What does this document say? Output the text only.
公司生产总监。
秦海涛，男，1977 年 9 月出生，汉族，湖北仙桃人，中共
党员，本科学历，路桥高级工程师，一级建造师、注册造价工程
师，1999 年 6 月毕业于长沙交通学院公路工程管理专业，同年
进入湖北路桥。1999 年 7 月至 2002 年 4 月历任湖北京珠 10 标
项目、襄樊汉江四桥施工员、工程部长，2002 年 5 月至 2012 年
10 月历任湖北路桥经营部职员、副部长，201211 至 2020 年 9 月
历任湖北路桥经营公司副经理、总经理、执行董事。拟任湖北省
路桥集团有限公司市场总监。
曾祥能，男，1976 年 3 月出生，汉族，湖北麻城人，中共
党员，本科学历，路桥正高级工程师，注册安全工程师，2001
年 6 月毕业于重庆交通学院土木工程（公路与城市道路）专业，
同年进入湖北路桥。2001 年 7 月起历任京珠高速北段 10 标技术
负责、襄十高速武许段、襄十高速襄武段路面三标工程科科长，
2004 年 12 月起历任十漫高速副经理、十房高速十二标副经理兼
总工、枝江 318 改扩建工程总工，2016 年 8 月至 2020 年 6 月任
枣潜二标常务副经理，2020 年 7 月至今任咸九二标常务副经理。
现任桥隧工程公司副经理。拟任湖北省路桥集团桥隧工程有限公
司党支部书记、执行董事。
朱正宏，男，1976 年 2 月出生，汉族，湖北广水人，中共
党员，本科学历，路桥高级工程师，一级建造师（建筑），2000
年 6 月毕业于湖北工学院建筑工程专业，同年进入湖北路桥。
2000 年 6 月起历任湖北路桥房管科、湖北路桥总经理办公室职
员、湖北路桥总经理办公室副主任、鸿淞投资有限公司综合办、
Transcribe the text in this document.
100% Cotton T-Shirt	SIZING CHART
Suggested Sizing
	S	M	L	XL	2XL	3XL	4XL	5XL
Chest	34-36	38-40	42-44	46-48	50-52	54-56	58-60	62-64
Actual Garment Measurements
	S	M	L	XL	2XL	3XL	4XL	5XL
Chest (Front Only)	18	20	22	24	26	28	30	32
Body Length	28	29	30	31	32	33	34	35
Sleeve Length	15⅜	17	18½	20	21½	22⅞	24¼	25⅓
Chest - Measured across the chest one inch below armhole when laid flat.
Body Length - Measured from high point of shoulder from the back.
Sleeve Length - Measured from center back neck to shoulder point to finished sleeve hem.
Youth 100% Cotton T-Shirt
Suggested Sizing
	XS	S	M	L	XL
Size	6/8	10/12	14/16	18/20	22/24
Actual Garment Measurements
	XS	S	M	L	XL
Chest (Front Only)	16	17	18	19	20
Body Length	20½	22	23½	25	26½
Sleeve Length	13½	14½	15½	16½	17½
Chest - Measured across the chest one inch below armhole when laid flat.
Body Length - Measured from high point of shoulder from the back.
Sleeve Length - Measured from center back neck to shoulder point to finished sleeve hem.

# # # #

# Task
Return each line in the records that holds the string "Chest".

# Response for this exercise
Chest	34-36	38-40	42-44	46-48	50-52	54-56	58-60	62-64
Chest (Front Only)	18	20	22	24	26	28	30	32
Chest - Measured across the chest one inch below armhole when laid flat.
Chest (Front Only)	16	17	18	19	20
Chest - Measured across the chest one inch below armhole when laid flat.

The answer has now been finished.